- WHAT YOU HAVE TO DO -
Transcribe all of the records precisely as they are presented.

- DATA ROWS -

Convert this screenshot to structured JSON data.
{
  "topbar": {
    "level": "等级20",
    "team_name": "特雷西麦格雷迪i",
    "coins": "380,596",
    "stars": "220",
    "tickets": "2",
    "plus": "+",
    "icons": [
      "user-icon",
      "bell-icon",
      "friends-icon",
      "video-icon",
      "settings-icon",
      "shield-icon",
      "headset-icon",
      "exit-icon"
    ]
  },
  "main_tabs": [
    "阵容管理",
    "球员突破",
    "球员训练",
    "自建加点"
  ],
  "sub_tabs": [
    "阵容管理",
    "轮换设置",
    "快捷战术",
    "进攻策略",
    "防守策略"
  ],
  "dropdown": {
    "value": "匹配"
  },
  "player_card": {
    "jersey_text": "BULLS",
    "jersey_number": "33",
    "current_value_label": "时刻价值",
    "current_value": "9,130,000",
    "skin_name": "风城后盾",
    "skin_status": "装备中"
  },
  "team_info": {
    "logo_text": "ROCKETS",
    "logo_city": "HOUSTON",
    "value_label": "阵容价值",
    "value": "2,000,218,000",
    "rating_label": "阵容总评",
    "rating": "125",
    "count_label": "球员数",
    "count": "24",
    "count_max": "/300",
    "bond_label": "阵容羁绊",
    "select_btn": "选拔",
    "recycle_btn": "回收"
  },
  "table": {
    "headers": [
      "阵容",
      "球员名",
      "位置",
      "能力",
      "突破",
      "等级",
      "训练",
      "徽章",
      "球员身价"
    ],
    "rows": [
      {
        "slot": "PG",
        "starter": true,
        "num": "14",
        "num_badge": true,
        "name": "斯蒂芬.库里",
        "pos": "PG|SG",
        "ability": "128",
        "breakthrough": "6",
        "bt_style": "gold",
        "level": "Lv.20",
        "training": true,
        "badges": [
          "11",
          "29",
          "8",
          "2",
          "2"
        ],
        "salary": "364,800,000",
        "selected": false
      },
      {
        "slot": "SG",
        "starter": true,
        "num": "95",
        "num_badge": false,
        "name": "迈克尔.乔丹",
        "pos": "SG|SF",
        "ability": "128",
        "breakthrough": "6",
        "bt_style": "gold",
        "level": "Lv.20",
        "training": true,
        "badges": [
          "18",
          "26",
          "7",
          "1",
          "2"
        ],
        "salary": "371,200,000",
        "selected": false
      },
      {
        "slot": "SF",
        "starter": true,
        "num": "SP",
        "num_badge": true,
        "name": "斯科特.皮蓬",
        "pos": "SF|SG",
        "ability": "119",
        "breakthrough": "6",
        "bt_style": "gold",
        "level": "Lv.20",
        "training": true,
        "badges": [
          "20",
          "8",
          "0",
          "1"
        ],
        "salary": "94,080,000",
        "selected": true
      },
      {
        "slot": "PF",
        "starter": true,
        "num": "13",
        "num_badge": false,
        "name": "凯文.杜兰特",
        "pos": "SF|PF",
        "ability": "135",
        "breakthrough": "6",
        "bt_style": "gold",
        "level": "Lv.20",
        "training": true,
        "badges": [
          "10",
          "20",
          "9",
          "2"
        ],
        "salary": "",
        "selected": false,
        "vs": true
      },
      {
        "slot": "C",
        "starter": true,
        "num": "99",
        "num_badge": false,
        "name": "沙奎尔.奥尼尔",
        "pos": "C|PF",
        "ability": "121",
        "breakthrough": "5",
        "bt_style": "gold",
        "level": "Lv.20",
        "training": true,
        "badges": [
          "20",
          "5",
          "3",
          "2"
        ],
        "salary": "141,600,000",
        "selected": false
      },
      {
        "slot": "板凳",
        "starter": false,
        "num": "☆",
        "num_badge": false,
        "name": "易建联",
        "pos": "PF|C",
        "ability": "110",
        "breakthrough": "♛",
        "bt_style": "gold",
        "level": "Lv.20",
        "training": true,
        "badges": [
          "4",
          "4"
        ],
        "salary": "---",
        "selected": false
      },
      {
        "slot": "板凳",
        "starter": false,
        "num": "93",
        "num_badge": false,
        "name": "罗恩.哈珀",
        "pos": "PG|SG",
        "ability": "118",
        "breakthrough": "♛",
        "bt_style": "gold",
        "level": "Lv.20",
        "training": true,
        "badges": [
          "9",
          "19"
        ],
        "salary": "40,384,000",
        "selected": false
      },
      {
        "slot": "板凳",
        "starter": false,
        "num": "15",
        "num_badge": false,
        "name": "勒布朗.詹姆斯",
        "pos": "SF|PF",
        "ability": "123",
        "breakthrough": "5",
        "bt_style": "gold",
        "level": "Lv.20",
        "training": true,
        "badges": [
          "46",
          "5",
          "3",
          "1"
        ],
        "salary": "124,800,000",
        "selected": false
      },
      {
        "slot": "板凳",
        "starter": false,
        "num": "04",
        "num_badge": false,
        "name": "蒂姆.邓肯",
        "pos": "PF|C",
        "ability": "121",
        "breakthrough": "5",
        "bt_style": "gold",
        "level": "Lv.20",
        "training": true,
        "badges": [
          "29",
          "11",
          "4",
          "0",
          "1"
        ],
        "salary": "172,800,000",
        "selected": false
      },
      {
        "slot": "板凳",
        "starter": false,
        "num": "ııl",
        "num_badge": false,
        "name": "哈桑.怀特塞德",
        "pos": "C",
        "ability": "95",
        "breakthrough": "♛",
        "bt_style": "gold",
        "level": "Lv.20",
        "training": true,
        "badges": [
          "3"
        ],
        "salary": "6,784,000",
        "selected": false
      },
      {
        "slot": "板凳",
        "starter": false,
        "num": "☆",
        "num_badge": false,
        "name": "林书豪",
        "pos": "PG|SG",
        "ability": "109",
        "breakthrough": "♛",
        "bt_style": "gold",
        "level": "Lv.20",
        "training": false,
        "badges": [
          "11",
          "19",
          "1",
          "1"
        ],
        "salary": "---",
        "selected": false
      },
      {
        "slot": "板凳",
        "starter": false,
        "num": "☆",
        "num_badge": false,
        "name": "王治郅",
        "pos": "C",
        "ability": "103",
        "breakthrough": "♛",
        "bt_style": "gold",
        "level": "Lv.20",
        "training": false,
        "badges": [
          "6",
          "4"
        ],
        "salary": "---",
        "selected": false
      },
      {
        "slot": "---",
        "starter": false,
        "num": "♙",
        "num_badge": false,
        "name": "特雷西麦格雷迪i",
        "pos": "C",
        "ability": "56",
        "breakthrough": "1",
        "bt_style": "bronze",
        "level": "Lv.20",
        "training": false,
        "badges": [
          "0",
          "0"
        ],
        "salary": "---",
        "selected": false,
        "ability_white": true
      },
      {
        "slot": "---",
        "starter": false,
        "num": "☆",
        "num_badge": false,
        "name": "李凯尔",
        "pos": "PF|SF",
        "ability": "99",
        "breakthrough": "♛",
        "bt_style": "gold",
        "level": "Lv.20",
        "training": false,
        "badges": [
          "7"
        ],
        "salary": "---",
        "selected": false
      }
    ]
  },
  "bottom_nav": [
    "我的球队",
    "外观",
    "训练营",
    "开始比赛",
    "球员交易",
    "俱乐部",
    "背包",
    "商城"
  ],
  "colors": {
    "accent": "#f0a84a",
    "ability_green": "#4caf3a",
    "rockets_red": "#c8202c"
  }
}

- FINISHED ANSWER -
Convert this screenshot to structured JSON data.
{
  "topbar": {
    "level": "等级20",
    "team_name": "特雷西麦格雷迪i",
    "coins": "380,596",
    "stars": "220",
    "tickets": "2",
    "plus": "+",
    "icons": [
      "user-icon",
      "bell-icon",
      "friends-icon",
      "video-icon",
      "settings-icon",
      "shield-icon",
      "headset-icon",
      "exit-icon"
    ]
  },
  "main_tabs": [
    "阵容管理",
    "球员突破",
    "球员训练",
    "自建加点"
  ],
  "sub_tabs": [
    "阵容管理",
    "轮换设置",
    "快捷战术",
    "进攻策略",
    "防守策略"
  ],
  "dropdown": {
    "value": "匹配"
  },
  "player_card": {
    "jersey_text": "BULLS",
    "jersey_number": "33",
    "current_value_label": "时刻价值",
    "current_value": "9,130,000",
    "skin_name": "风城后盾",
    "skin_status": "装备中"
  },
  "team_info": {
    "logo_text": "ROCKETS",
    "logo_city": "HOUSTON",
    "value_label": "阵容价值",
    "value": "2,000,218,000",
    "rating_label": "阵容总评",
    "rating": "125",
    "count_label": "球员数",
    "count": "24",
    "count_max": "/300",
    "bond_label": "阵容羁绊",
    "select_btn": "选拔",
    "recycle_btn": "回收"
  },
  "table": {
    "headers": [
      "阵容",
      "球员名",
      "位置",
      "能力",
      "突破",
      "等级",
      "训练",
      "徽章",
      "球员身价"
    ],
    "rows": [
      {
        "slot": "PG",
        "starter": true,
        "num": "14",
        "num_badge": true,
        "name": "斯蒂芬.库里",
        "pos": "PG|SG",
        "ability": "128",
        "breakthrough": "6",
        "bt_style": "gold",
        "level": "Lv.20",
        "training": true,
        "badges": [
          "11",
          "29",
          "8",
          "2",
          "2"
        ],
        "salary": "364,800,000",
        "selected": false
      },
      {
        "slot": "SG",
        "starter": true,
        "num": "95",
        "num_badge": false,
        "name": "迈克尔.乔丹",
        "pos": "SG|SF",
        "ability": "128",
        "breakthrough": "6",
        "bt_style": "gold",
        "level": "Lv.20",
        "training": true,
        "badges": [
          "18",
          "26",
          "7",
          "1",
          "2"
        ],
        "salary": "371,200,000",
        "selected": false
      },
      {
        "slot": "SF",
        "starter": true,
        "num": "SP",
        "num_badge": true,
        "name": "斯科特.皮蓬",
        "pos": "SF|SG",
        "ability": "119",
        "breakthrough": "6",
        "bt_style": "gold",
        "level": "Lv.20",
        "training": true,
        "badges": [
          "20",
          "8",
          "0",
          "1"
        ],
        "salary": "94,080,000",
        "selected": true
      },
      {
        "slot": "PF",
        "starter": true,
        "num": "13",
        "num_badge": false,
        "name": "凯文.杜兰特",
        "pos": "SF|PF",
        "ability": "135",
        "breakthrough": "6",
        "bt_style": "gold",
        "level": "Lv.20",
        "training": true,
        "badges": [
          "10",
          "20",
          "9",
          "2"
        ],
        "salary": "",
        "selected": false,
        "vs": true
      },
      {
        "slot": "C",
        "starter": true,
        "num": "99",
        "num_badge": false,
        "name": "沙奎尔.奥尼尔",
        "pos": "C|PF",
        "ability": "121",
        "breakthrough": "5",
        "bt_style": "gold",
        "level": "Lv.20",
        "training": true,
        "badges": [
          "20",
          "5",
          "3",
          "2"
        ],
        "salary": "141,600,000",
        "selected": false
      },
      {
        "slot": "板凳",
        "starter": false,
        "num": "☆",
        "num_badge": false,
        "name": "易建联",
        "pos": "PF|C",
        "ability": "110",
        "breakthrough": "♛",
        "bt_style": "gold",
        "level": "Lv.20",
        "training": true,
        "badges": [
          "4",
          "4"
        ],
        "salary": "---",
        "selected": false
      },
      {
        "slot": "板凳",
        "starter": false,
        "num": "93",
        "num_badge": false,
        "name": "罗恩.哈珀",
        "pos": "PG|SG",
        "ability": "118",
        "breakthrough": "♛",
        "bt_style": "gold",
        "level": "Lv.20",
        "training": true,
        "badges": [
          "9",
          "19"
        ],
        "salary": "40,384,000",
        "selected": false
      },
      {
        "slot": "板凳",
        "starter": false,
        "num": "15",
        "num_badge": false,
        "name": "勒布朗.詹姆斯",
        "pos": "SF|PF",
        "ability": "123",
        "breakthrough": "5",
        "bt_style": "gold",
        "level": "Lv.20",
        "training": true,
        "badges": [
          "46",
          "5",
          "3",
          "1"
        ],
        "salary": "124,800,000",
        "selected": false
      },
      {
        "slot": "板凳",
        "starter": false,
        "num": "04",
        "num_badge": false,
        "name": "蒂姆.邓肯",
        "pos": "PF|C",
        "ability": "121",
        "breakthrough": "5",
        "bt_style": "gold",
        "level": "Lv.20",
        "training": true,
        "badges": [
          "29",
          "11",
          "4",
          "0",
          "1"
        ],
        "salary": "172,800,000",
        "selected": false
      },
      {
        "slot": "板凳",
        "starter": false,
        "num": "ııl",
        "num_badge": false,
        "name": "哈桑.怀特塞德",
        "pos": "C",
        "ability": "95",
        "breakthrough": "♛",
        "bt_style": "gold",
        "level": "Lv.20",
        "training": true,
        "badges": [
          "3"
        ],
        "salary": "6,784,000",
        "selected": false
      },
      {
        "slot": "板凳",
        "starter": false,
        "num": "☆",
        "num_badge": false,
        "name": "林书豪",
        "pos": "PG|SG",
        "ability": "109",
        "breakthrough": "♛",
        "bt_style": "gold",
        "level": "Lv.20",
        "training": false,
        "badges": [
          "11",
          "19",
          "1",
          "1"
        ],
        "salary": "---",
        "selected": false
      },
      {
        "slot": "板凳",
        "starter": false,
        "num": "☆",
        "num_badge": false,
        "name": "王治郅",
        "pos": "C",
        "ability": "103",
        "breakthrough": "♛",
        "bt_style": "gold",
        "level": "Lv.20",
        "training": false,
        "badges": [
          "6",
          "4"
        ],
        "salary": "---",
        "selected": false
      },
      {
        "slot": "---",
        "starter": false,
        "num": "♙",
        "num_badge": false,
        "name": "特雷西麦格雷迪i",
        "pos": "C",
        "ability": "56",
        "breakthrough": "1",
        "bt_style": "bronze",
        "level": "Lv.20",
        "training": false,
        "badges": [
          "0",
          "0"
        ],
        "salary": "---",
        "selected": false,
        "ability_white": true
      },
      {
        "slot": "---",
        "starter": false,
        "num": "☆",
        "num_badge": false,
        "name": "李凯尔",
        "pos": "PF|SF",
        "ability": "99",
        "breakthrough": "♛",
        "bt_style": "gold",
        "level": "Lv.20",
        "training": false,
        "badges": [
          "7"
        ],
        "salary": "---",
        "selected": false
      }
    ]
  },
  "bottom_nav": [
    "我的球队",
    "外观",
    "训练营",
    "开始比赛",
    "球员交易",
    "俱乐部",
    "背包",
    "商城"
  ],
  "colors": {
    "accent": "#f0a84a",
    "ability_green": "#4caf3a",
    "rockets_red": "#c8202c"
  }
}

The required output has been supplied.